Provided data:
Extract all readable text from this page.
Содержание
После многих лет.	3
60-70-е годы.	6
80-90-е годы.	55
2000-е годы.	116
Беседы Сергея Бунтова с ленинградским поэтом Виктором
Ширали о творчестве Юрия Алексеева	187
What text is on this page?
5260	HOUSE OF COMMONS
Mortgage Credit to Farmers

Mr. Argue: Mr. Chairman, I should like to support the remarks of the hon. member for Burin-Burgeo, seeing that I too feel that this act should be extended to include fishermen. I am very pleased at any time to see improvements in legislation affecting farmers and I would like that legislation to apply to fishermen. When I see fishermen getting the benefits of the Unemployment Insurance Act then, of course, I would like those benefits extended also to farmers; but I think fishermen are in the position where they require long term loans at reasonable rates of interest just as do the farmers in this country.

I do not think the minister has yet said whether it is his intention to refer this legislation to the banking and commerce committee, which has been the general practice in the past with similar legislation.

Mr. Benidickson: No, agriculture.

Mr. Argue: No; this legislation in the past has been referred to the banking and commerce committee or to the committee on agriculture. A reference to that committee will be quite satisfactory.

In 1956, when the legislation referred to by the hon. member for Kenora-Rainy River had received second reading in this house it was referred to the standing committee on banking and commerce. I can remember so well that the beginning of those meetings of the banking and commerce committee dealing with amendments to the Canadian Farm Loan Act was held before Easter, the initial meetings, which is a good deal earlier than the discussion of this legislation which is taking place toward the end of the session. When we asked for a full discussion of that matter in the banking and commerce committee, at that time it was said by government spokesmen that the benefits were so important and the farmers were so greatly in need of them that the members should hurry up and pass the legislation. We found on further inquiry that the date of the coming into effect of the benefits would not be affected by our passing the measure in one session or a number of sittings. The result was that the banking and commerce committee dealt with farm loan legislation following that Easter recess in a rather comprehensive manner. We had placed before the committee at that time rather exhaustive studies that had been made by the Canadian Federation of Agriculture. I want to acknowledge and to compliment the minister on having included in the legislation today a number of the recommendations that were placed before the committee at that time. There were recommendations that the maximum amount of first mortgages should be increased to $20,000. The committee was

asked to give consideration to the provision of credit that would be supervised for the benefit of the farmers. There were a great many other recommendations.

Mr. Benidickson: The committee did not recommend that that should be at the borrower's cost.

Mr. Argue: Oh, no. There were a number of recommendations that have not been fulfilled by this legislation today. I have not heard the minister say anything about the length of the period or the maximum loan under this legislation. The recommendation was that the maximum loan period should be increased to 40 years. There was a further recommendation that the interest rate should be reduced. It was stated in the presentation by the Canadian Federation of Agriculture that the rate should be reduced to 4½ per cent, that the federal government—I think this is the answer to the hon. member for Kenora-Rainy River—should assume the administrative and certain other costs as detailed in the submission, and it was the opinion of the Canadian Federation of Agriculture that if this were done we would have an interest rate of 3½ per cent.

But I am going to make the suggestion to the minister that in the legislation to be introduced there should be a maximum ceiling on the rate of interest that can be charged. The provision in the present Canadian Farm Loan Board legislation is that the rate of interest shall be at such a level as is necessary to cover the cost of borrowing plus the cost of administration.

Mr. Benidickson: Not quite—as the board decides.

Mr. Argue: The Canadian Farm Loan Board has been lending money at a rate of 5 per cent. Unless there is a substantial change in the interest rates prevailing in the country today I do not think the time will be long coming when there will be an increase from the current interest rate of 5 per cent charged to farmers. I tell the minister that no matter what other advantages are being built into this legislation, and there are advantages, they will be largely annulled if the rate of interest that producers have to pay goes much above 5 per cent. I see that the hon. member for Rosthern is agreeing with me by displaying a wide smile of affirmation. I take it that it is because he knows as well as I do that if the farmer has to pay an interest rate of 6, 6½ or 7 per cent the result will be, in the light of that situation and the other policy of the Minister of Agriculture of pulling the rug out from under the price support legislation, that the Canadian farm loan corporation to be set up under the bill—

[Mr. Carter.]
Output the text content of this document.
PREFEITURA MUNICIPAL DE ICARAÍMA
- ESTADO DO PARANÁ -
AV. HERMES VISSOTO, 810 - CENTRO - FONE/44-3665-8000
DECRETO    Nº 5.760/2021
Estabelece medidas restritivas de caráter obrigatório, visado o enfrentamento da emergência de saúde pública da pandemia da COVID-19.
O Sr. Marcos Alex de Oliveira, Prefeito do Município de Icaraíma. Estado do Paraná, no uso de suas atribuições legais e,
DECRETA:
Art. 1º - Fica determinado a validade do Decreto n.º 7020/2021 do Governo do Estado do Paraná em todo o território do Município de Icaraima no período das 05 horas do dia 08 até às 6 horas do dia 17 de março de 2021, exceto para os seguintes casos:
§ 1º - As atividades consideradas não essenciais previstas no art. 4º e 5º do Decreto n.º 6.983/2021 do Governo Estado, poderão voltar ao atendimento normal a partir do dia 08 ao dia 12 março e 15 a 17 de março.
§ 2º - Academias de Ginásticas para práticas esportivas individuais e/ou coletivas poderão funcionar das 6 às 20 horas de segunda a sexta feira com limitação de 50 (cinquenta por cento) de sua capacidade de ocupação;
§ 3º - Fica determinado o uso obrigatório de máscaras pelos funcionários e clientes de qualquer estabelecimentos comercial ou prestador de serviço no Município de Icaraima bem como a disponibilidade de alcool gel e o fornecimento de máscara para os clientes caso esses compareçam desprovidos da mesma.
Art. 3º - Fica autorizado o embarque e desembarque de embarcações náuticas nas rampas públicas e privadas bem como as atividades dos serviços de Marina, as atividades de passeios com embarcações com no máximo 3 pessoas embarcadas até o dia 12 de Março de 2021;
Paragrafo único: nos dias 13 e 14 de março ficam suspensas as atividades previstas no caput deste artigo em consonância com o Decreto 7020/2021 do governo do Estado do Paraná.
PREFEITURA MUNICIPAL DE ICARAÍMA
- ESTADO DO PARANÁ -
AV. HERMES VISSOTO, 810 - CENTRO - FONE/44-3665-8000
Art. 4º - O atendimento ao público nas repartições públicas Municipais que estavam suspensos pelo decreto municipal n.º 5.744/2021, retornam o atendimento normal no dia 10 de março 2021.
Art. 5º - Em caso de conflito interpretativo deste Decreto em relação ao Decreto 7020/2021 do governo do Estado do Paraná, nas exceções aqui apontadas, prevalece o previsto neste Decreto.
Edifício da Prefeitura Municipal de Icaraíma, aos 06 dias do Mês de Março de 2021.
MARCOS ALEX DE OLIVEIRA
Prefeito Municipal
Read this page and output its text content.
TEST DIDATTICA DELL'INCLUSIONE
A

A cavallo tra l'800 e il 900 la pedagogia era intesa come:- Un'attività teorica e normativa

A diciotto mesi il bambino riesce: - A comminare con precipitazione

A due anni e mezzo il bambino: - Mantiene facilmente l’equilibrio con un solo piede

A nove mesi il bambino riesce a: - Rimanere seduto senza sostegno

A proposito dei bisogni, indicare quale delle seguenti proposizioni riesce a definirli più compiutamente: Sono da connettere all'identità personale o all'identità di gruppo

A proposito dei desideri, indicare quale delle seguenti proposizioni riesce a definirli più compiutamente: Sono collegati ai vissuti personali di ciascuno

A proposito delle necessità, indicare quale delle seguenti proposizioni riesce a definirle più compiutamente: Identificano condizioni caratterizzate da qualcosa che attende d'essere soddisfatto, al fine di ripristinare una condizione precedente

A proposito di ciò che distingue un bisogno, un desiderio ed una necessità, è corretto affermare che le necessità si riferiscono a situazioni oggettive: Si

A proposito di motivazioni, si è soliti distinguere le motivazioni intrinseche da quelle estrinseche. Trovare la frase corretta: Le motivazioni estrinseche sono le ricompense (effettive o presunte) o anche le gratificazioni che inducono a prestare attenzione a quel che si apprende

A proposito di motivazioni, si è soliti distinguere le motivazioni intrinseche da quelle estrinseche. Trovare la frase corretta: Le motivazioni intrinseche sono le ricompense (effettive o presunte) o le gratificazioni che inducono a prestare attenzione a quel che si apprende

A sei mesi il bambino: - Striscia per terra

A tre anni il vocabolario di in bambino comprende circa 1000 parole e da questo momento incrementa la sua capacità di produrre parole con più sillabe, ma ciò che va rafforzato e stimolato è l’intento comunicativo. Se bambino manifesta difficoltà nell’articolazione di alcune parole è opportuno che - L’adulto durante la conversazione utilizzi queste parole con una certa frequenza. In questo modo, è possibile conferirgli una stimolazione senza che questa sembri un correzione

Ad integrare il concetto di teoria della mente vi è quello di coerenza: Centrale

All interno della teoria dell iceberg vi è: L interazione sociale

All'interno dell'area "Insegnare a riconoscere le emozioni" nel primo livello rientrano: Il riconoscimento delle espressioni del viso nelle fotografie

Goal: Using the listing above, pull out all lines that hold the word "teoria".

Response:
Ad integrare il concetto di teoria della mente vi è quello di coerenza: Centrale
All interno della teoria dell iceberg vi è: L interazione sociale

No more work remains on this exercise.